**YOUR OBJECTIVE**
Report each line of the data that includes the word "title".

Items from a data source
########################################
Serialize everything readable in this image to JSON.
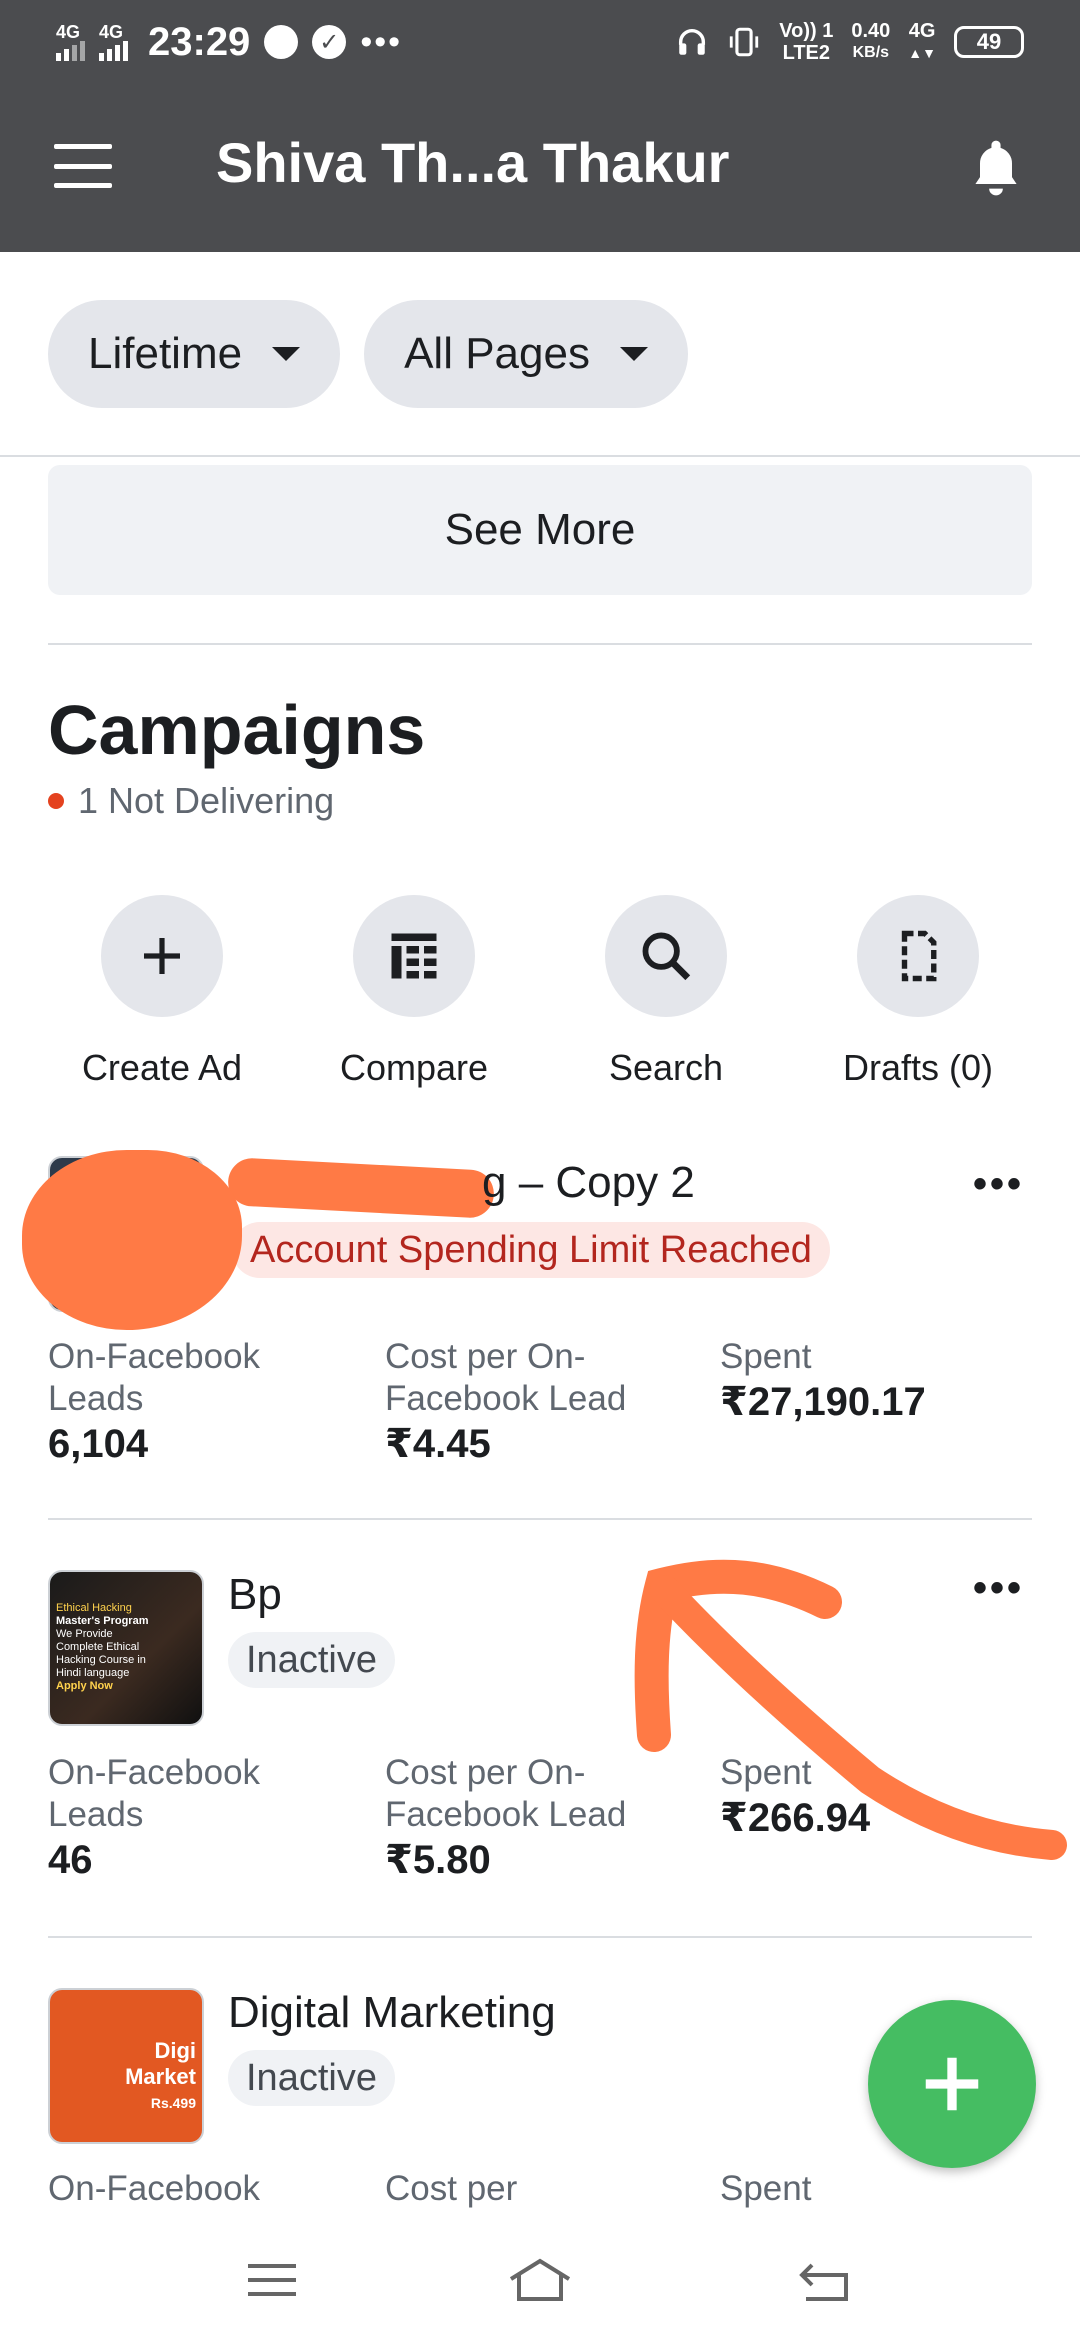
{
  "status_bar": {
    "sim1": "4G",
    "sim2": "4G",
    "time": "23:29",
    "volte": "Vo)) 1",
    "lte": "LTE2",
    "speed_value": "0.40",
    "speed_unit": "KB/s",
    "net": "4G",
    "battery": "49"
  },
  "header": {
    "title": "Shiva Th...a Thakur"
  },
  "filters": {
    "time_range": "Lifetime",
    "pages": "All Pages"
  },
  "see_more": "See More",
  "campaigns": {
    "title": "Campaigns",
    "status": "1 Not Delivering"
  },
  "actions": {
    "create_ad": "Create Ad",
    "compare": "Compare",
    "search": "Search",
    "drafts": "Drafts (0)"
  },
  "cards": [
    {
      "name_suffix": "g – Copy 2",
      "badge": "Account Spending Limit Reached",
      "metric1_label": "On-Facebook Leads",
      "metric1_value": "6,104",
      "metric2_label": "Cost per On-Facebook Lead",
      "metric2_value": "₹4.45",
      "metric3_label": "Spent",
      "metric3_value": "₹27,190.17"
    },
    {
      "name": "Bp",
      "badge": "Inactive",
      "metric1_label": "On-Facebook Leads",
      "metric1_value": "46",
      "metric2_label": "Cost per On-Facebook Lead",
      "metric2_value": "₹5.80",
      "metric3_label": "Spent",
      "metric3_value": "₹266.94",
      "thumb_lines": [
        "Ethical Hacking",
        "Master's Program",
        "We Provide",
        "Complete Ethical",
        "Hacking Course in",
        "Hindi language",
        "Apply Now"
      ]
    },
    {
      "name": "Digital Marketing",
      "badge": "Inactive",
      "metric1_label": "On-Facebook",
      "metric2_label": "Cost per",
      "metric3_label": "Spent",
      "thumb_lines": [
        "Digi",
        "Market",
        "Rs.499"
      ]
    }
  ],
  "colors": {
    "header_bg": "#4b4c4f",
    "pill_bg": "#e4e6eb",
    "limit_badge_bg": "#fde7e4",
    "limit_badge_text": "#b3261e",
    "fab": "#45bd62",
    "redaction": "#ff7a45"
  }
}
########################################
**EXERCISE RESULT**
    "title": "Shiva Th...a Thakur"
    "title": "Campaigns",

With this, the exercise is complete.